> [Exercise goal]
Work out how many lines of the listing hold "JSON", then state only that count.

[Collected data]
########################################

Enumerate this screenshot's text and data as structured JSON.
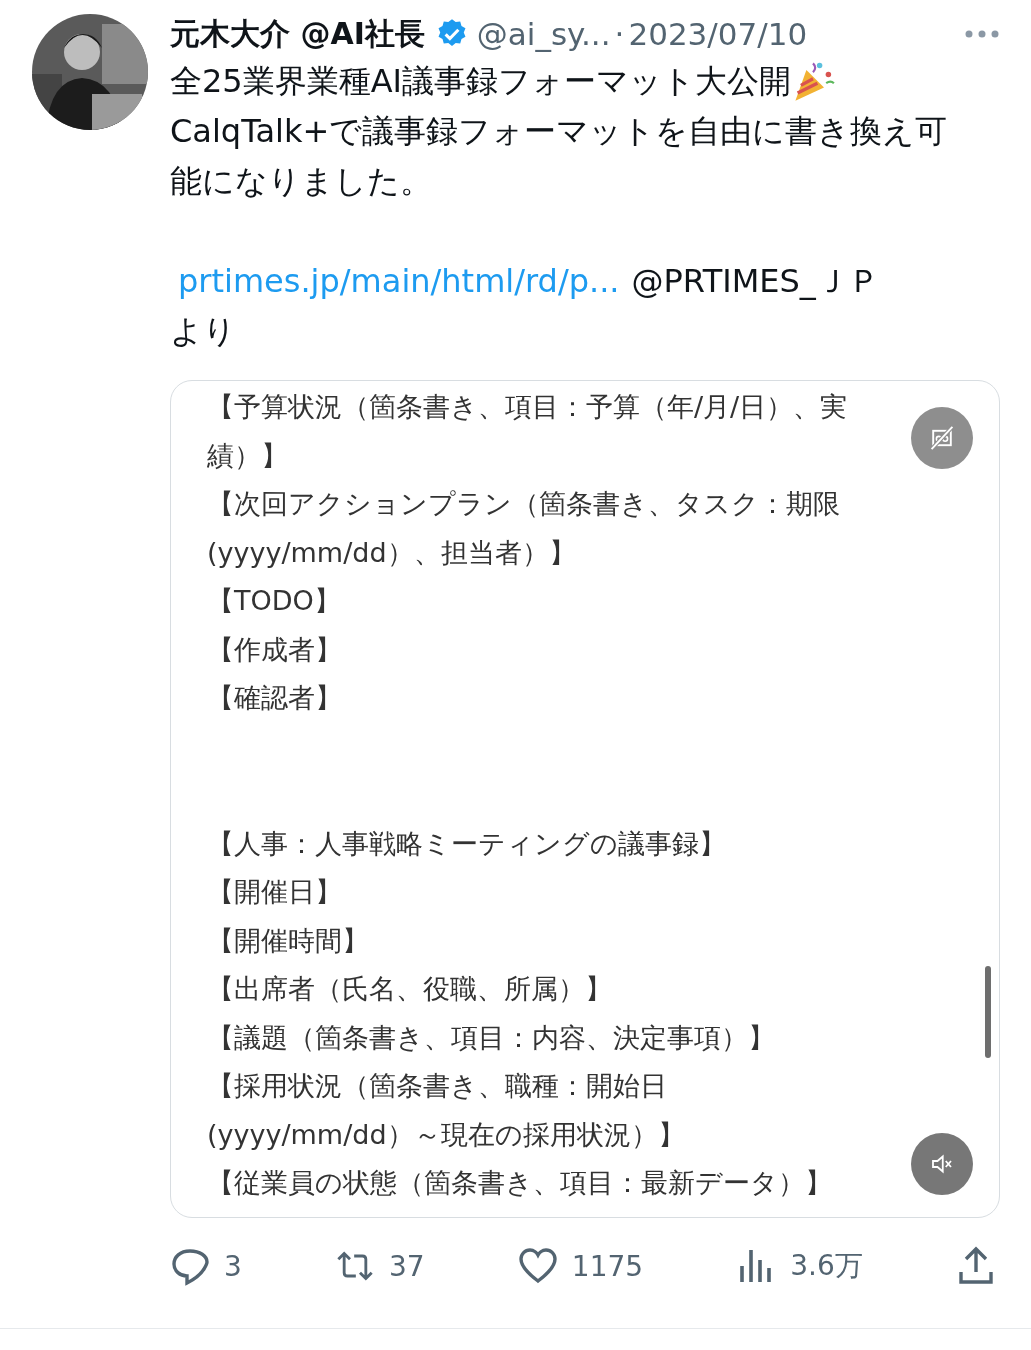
{
  "tweet": {
    "author_name": "元木大介 @AI社長",
    "verified": true,
    "handle": "@ai_sy...",
    "separator": "·",
    "date": "2023/07/10",
    "paragraphs": [
      "全25業界業種AI議事録フォーマット大公開",
      "CalqTalk+で議事録フォーマットを自由に書き換え可能になりました。"
    ],
    "link": "prtimes.jp/main/html/rd/p...",
    "mention": "@PRTIMES_ＪＰ",
    "link_suffix": "より"
  },
  "video": {
    "sections": [
      {
        "lines": [
          "【予算状況（箇条書き、項目：予算（年/月/日）、実",
          "績）】",
          "【次回アクションプラン（箇条書き、タスク：期限",
          "(yyyy/mm/dd）、担当者）】",
          "【TODO】",
          "【作成者】",
          "【確認者】"
        ]
      },
      {
        "lines": [
          "【人事：人事戦略ミーティングの議事録】",
          "【開催日】",
          "【開催時間】",
          "【出席者（氏名、役職、所属）】",
          "【議題（箇条書き、項目：内容、決定事項）】",
          "【採用状況（箇条書き、職種：開始日",
          "(yyyy/mm/dd）～現在の採用状況）】",
          "【従業員の状態（箇条書き、項目：最新データ）】"
        ]
      }
    ],
    "captions_on": false,
    "muted": true
  },
  "actions": [
    {
      "kind": "reply",
      "count": "3"
    },
    {
      "kind": "retweet",
      "count": "37"
    },
    {
      "kind": "like",
      "count": "1175"
    },
    {
      "kind": "views",
      "count": "3.6万"
    },
    {
      "kind": "share"
    }
  ]
}
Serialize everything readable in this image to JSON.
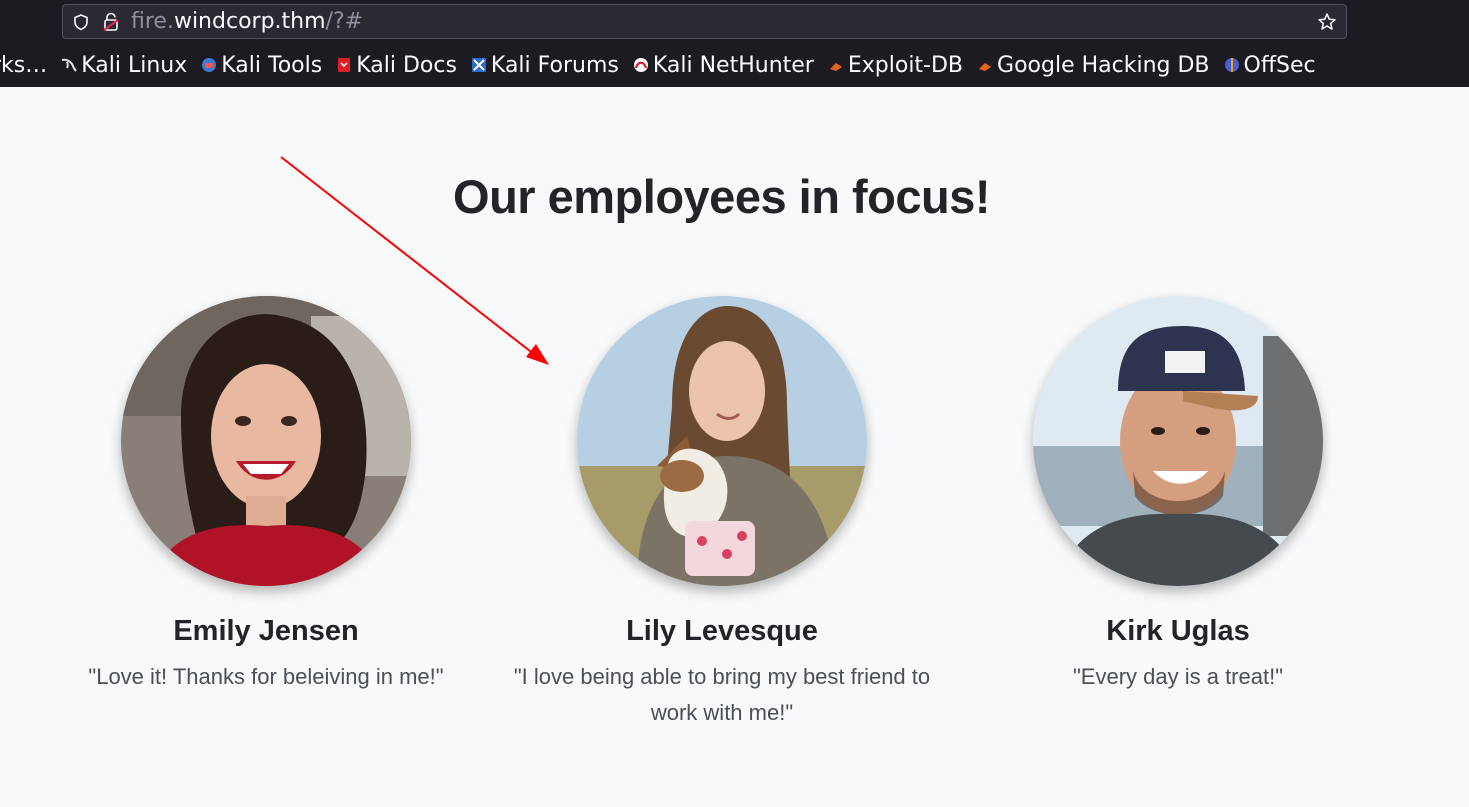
{
  "browser": {
    "url_host_prefix": "fire.",
    "url_host_main": "windcorp.thm",
    "url_path": "/?#",
    "bookmarks": [
      {
        "label": "rks…",
        "icon": "none"
      },
      {
        "label": "Kali Linux",
        "icon": "kali-dragon-icon"
      },
      {
        "label": "Kali Tools",
        "icon": "kali-tools-icon"
      },
      {
        "label": "Kali Docs",
        "icon": "kali-docs-icon"
      },
      {
        "label": "Kali Forums",
        "icon": "kali-forums-icon"
      },
      {
        "label": "Kali NetHunter",
        "icon": "kali-nethunter-icon"
      },
      {
        "label": "Exploit-DB",
        "icon": "exploit-db-icon"
      },
      {
        "label": "Google Hacking DB",
        "icon": "ghdb-icon"
      },
      {
        "label": "OffSec",
        "icon": "offsec-icon"
      }
    ]
  },
  "section": {
    "heading": "Our employees in focus!"
  },
  "employees": [
    {
      "name": "Emily Jensen",
      "quote": "\"Love it! Thanks for beleiving in me!\"",
      "photo": "emily-jensen-photo"
    },
    {
      "name": "Lily Levesque",
      "quote": "\"I love being able to bring my best friend to work with me!\"",
      "photo": "lily-levesque-photo"
    },
    {
      "name": "Kirk Uglas",
      "quote": "\"Every day is a treat!\"",
      "photo": "kirk-uglas-photo"
    }
  ],
  "annotation": {
    "color": "#ff0000",
    "icon": "red-arrow-annotation"
  }
}
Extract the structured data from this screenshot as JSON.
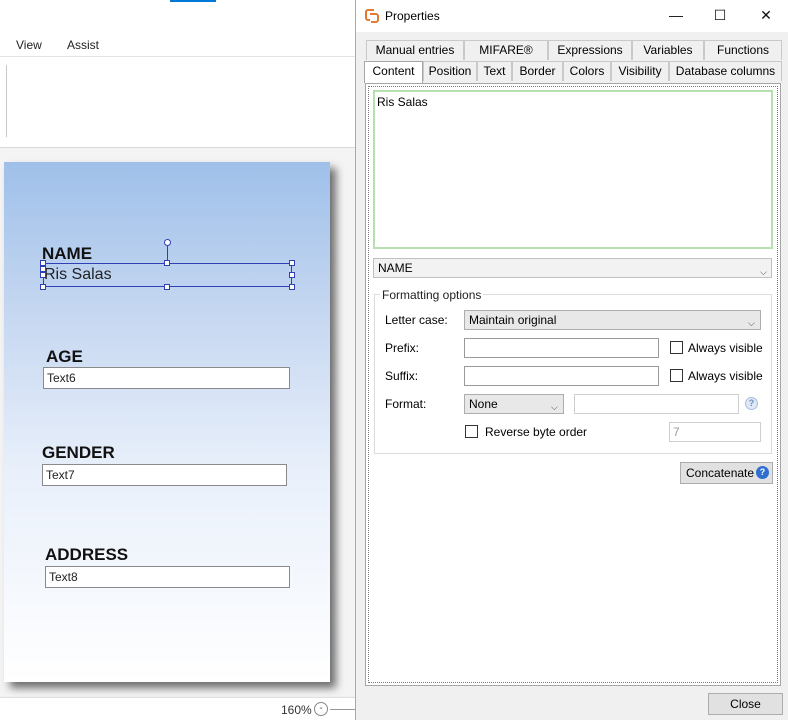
{
  "app": {
    "menu": [
      "View",
      "Assist"
    ],
    "zoom": "160%",
    "zoom_minus": "-"
  },
  "card": {
    "name_label": "NAME",
    "name_value": "Ris Salas",
    "age_label": "AGE",
    "age_field": "Text6",
    "gender_label": "GENDER",
    "gender_field": "Text7",
    "address_label": "ADDRESS",
    "address_field": "Text8"
  },
  "dialog": {
    "title": "Properties",
    "window_controls": {
      "minimize": "—",
      "maximize": "☐",
      "close": "✕"
    },
    "tabs_row1": [
      "Manual entries",
      "MIFARE®",
      "Expressions",
      "Variables",
      "Functions"
    ],
    "tabs_row2": [
      "Content",
      "Position",
      "Text",
      "Border",
      "Colors",
      "Visibility",
      "Database columns"
    ],
    "active_tab": "Content",
    "content_text": "Ris Salas",
    "source_field": "NAME",
    "formatting": {
      "legend": "Formatting options",
      "letter_case_label": "Letter case:",
      "letter_case_value": "Maintain original",
      "prefix_label": "Prefix:",
      "prefix_value": "",
      "suffix_label": "Suffix:",
      "suffix_value": "",
      "always_visible_label": "Always visible",
      "format_label": "Format:",
      "format_value": "None",
      "format_text": "",
      "reverse_label": "Reverse byte order",
      "reverse_value": "7"
    },
    "concatenate_label": "Concatenate",
    "close_label": "Close"
  }
}
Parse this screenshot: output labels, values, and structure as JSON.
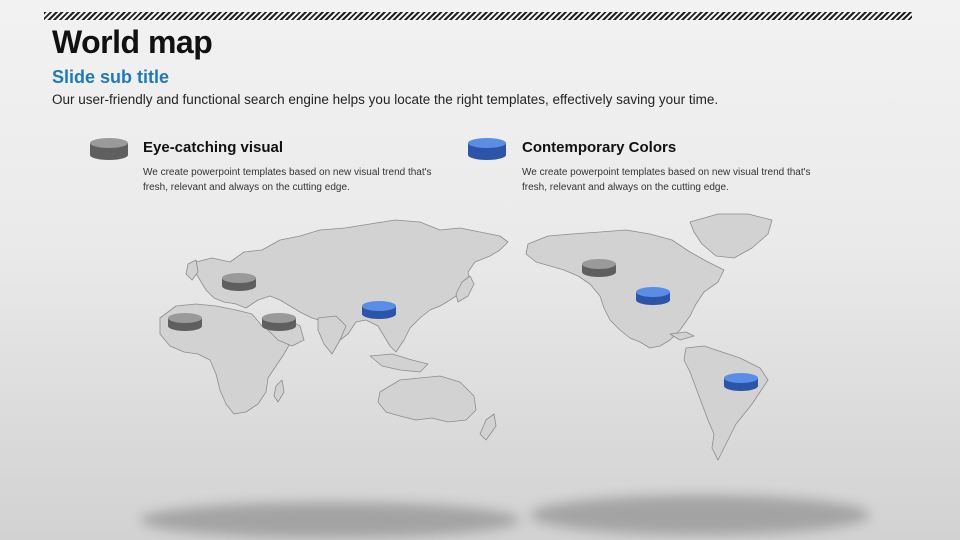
{
  "slide": {
    "title": "World map",
    "subtitle": "Slide sub title",
    "description": "Our user-friendly and functional search engine helps you locate the right templates, effectively saving your time."
  },
  "features": [
    {
      "title": "Eye-catching visual",
      "text": "We create powerpoint templates based on new visual trend that's fresh, relevant and always on the cutting edge.",
      "color": "#6e6e6e"
    },
    {
      "title": "Contemporary Colors",
      "text": "We create powerpoint templates based on new visual trend that's fresh, relevant and always on the cutting edge.",
      "color": "#3a6fd0"
    }
  ],
  "colors": {
    "accent_blue": "#1f7ab8",
    "marker_gray": "#6e6e6e",
    "marker_blue": "#3a6fd0",
    "map_fill": "#cfcfcf"
  }
}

########################################

> [Task result]
4